§ **Goal**:
In the records below, work out how many lines hold the word "между". Report the number alone.
┌──
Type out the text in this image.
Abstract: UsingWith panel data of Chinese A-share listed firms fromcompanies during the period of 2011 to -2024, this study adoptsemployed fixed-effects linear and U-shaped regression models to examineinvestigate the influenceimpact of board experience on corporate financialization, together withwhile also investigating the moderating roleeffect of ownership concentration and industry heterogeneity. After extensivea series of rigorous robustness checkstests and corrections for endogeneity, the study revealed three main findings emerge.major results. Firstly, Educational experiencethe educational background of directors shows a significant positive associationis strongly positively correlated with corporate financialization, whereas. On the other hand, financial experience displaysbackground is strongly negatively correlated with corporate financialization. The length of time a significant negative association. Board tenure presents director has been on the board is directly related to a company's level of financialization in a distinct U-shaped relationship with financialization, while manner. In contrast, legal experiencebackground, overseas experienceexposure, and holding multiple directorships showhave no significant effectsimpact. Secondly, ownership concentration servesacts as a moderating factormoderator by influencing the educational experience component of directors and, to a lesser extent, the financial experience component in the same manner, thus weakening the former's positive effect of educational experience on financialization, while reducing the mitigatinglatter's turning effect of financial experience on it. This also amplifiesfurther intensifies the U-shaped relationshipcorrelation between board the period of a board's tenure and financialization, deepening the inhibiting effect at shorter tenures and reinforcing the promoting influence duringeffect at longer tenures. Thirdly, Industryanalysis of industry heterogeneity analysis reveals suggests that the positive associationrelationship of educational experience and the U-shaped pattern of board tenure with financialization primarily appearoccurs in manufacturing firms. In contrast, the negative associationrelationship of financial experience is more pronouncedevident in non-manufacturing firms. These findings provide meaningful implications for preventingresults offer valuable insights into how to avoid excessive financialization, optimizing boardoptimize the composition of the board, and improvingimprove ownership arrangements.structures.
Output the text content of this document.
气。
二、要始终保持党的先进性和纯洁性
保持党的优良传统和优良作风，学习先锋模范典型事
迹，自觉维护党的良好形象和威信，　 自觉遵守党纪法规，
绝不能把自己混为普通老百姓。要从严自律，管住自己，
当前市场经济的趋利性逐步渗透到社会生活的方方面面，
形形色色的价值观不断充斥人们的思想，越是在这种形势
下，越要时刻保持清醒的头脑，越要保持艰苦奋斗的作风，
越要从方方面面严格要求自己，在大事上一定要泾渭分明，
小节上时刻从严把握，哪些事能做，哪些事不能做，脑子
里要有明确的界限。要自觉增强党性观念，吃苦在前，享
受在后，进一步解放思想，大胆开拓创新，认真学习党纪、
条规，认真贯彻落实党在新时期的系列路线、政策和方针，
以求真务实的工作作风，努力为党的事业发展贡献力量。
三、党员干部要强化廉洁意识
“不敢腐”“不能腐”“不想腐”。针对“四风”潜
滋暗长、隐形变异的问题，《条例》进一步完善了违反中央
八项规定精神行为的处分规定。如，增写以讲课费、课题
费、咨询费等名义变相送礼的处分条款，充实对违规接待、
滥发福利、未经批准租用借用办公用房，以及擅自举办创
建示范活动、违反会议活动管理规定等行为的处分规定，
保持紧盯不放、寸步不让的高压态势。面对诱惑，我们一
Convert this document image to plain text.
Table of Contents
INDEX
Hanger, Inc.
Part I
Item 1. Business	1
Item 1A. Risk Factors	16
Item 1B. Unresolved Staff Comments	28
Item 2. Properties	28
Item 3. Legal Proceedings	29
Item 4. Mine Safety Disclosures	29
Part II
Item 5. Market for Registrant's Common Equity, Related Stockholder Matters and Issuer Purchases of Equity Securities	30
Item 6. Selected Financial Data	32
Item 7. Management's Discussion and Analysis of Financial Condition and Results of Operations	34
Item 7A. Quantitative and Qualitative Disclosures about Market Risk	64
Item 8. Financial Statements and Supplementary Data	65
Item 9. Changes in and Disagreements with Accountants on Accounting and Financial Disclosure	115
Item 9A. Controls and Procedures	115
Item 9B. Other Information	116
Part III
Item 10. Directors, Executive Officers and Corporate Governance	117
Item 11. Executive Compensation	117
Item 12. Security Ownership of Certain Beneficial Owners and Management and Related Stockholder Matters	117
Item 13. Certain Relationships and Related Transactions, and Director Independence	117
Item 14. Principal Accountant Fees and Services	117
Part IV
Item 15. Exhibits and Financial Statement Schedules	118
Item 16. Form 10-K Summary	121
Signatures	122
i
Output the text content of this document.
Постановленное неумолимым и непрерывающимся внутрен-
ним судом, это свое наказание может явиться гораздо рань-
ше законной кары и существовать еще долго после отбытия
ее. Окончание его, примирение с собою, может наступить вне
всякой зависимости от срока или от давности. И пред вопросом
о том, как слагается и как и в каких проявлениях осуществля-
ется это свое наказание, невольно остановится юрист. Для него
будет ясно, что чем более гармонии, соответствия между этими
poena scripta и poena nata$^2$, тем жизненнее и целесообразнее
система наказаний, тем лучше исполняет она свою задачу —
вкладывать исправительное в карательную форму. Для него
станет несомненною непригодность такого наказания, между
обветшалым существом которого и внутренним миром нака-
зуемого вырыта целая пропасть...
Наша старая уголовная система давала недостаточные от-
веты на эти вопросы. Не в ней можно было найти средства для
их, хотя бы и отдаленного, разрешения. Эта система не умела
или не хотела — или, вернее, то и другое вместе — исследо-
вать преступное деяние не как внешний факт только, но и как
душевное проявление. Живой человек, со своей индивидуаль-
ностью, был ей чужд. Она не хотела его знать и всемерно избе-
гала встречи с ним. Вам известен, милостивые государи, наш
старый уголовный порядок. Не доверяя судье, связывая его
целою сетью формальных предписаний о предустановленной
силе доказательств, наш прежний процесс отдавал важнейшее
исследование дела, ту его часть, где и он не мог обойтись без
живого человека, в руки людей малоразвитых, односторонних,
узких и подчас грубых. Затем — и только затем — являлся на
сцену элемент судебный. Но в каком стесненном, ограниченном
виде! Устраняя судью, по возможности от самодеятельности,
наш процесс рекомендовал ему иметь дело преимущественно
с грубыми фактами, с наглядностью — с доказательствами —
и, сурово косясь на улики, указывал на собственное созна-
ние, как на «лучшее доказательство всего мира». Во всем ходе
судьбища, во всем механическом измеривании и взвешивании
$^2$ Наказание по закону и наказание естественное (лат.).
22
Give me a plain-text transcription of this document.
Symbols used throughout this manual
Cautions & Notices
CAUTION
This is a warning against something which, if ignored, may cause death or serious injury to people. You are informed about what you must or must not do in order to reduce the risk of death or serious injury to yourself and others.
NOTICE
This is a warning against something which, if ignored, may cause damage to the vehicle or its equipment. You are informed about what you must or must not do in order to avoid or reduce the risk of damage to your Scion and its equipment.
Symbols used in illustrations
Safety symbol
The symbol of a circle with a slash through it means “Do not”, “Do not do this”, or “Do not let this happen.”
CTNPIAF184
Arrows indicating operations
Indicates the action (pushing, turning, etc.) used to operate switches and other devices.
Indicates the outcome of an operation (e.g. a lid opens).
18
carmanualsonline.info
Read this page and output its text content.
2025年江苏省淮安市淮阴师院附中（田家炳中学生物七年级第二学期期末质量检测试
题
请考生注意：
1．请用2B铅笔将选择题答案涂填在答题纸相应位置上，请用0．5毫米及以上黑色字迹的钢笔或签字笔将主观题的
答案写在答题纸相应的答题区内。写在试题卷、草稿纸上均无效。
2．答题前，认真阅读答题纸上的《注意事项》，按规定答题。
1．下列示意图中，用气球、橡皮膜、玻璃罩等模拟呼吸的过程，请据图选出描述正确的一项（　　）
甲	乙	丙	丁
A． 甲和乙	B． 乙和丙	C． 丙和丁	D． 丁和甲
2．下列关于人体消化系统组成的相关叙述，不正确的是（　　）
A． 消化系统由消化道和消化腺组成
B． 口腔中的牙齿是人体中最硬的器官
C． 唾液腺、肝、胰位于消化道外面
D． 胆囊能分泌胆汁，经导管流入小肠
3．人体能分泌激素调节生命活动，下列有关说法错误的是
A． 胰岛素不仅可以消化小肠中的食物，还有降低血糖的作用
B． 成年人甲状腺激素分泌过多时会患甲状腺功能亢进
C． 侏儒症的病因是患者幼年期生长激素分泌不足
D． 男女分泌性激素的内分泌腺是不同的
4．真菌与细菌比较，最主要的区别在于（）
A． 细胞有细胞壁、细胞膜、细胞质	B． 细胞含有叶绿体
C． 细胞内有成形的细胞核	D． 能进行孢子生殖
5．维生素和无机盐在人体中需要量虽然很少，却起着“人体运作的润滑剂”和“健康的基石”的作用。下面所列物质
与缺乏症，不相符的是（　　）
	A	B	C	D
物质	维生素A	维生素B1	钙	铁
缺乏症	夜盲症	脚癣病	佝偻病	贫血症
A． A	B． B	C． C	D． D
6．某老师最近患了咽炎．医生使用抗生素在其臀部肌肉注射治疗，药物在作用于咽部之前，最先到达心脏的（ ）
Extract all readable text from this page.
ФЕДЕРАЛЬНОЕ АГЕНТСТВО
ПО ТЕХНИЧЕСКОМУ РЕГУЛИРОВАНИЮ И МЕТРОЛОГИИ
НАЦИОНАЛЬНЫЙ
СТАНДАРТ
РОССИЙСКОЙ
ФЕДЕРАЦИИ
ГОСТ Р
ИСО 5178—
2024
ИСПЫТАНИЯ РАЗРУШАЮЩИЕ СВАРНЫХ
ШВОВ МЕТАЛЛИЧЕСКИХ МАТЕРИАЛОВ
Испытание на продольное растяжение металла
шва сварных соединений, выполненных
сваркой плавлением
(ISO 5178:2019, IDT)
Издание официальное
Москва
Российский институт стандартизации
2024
└──
§ **Task response**:
2